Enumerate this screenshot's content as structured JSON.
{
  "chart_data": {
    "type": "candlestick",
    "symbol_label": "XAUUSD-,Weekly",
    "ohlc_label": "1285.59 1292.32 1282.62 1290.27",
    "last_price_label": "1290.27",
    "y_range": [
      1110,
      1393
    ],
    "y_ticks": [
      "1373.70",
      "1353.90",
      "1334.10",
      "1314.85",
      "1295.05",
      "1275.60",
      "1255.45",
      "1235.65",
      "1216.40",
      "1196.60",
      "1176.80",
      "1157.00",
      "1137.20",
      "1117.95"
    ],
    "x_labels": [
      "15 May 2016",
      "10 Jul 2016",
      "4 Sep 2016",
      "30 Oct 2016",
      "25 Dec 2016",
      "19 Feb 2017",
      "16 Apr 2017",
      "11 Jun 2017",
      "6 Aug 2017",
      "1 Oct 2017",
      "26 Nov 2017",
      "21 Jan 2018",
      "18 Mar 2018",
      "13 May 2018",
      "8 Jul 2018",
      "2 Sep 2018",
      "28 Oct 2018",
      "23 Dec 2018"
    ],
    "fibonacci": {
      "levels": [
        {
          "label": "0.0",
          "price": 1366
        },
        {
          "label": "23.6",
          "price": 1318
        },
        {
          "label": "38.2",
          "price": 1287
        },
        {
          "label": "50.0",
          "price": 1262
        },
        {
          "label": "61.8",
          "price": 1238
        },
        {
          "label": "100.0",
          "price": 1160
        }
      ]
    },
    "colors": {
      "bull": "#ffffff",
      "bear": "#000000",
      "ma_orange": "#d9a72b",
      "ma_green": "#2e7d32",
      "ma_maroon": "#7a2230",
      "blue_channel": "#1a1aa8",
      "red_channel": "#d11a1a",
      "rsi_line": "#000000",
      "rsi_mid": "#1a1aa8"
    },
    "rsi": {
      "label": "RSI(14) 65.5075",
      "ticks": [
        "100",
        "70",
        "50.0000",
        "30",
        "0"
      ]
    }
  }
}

--

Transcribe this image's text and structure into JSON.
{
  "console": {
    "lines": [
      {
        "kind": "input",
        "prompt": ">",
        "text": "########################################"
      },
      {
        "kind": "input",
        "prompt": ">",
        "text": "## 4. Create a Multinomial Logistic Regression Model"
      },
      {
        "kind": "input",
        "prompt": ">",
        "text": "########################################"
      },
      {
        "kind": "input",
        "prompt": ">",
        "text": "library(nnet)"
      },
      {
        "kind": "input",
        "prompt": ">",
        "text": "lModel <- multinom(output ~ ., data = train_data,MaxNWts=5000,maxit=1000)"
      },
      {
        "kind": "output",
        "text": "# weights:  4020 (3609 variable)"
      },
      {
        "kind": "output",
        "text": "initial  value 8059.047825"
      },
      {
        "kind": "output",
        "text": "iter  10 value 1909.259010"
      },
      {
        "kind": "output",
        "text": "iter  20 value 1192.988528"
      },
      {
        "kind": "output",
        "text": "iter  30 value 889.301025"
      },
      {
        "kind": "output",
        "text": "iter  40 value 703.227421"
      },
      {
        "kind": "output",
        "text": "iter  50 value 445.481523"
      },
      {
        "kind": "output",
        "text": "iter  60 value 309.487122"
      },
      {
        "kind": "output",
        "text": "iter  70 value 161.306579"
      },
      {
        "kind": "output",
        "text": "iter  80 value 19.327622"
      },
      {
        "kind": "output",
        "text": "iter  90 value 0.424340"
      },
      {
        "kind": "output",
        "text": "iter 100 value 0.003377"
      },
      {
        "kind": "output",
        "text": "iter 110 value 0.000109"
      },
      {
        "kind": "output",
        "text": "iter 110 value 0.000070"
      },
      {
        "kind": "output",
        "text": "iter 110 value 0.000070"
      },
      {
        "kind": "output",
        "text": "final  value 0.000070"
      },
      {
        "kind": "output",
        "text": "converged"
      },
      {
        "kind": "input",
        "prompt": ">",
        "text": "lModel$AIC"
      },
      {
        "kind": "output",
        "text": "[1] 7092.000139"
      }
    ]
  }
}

WRITTEN REQUEST: Gather every line from the listing above in which the word "lModel" appears.

OUTPUT FOR THIS TASK:
        "text": "lModel <- multinom(output ~ ., data = train_data,MaxNWts=5000,maxit=1000)"
        "text": "lModel$AIC"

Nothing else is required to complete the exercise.